• [Task details]: Of all the lines in the material, how many include the word "Transcribe"? Give only the number.

Figure data in JSON
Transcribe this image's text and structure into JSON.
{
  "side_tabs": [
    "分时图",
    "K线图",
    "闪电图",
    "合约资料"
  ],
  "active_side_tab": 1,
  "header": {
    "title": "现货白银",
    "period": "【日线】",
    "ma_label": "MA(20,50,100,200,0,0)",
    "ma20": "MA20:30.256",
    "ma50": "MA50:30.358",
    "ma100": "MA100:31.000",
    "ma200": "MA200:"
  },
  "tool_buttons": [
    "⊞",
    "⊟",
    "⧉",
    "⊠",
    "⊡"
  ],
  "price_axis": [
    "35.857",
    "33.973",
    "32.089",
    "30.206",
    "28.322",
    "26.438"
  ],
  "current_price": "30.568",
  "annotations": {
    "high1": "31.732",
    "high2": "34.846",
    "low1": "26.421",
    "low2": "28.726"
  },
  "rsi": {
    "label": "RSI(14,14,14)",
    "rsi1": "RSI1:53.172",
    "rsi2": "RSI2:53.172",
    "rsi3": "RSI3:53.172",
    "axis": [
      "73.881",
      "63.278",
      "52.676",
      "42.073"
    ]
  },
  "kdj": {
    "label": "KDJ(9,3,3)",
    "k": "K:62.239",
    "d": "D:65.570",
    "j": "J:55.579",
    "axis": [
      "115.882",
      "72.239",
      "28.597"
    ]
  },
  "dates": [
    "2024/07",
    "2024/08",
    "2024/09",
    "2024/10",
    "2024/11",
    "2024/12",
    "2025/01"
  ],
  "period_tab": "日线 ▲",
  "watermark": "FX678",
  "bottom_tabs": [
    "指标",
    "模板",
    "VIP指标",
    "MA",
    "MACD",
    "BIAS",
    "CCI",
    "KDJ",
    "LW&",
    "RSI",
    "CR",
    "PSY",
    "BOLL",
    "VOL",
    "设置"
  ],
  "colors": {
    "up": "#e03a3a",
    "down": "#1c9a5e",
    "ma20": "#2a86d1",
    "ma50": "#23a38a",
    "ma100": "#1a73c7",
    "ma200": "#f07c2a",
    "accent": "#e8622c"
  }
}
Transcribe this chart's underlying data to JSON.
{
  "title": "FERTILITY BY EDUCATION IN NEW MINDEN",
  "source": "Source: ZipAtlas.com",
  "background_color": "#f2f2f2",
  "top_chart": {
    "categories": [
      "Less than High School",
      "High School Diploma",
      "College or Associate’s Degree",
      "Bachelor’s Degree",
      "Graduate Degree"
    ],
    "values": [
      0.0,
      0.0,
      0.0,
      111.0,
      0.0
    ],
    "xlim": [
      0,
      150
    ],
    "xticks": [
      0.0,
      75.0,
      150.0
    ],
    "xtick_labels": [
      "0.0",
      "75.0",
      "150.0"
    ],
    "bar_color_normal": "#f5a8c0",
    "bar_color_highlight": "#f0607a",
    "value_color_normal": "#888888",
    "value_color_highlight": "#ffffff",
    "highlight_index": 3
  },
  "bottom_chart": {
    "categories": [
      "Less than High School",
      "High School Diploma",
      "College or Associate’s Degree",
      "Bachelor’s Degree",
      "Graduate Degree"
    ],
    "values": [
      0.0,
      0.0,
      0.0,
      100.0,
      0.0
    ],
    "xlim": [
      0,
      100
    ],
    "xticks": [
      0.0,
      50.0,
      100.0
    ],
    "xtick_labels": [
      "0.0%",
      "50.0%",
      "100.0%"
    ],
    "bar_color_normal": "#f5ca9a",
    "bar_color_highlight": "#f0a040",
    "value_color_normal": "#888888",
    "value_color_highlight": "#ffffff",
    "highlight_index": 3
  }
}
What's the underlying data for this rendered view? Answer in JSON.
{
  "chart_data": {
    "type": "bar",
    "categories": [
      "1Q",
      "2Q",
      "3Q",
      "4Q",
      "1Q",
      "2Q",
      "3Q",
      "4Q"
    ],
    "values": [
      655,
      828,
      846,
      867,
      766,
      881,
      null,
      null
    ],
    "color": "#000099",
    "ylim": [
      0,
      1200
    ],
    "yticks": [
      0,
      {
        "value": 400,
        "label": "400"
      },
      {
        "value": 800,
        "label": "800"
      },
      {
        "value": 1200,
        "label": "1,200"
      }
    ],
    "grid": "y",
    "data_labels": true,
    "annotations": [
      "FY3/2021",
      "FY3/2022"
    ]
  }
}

• [The response]: 2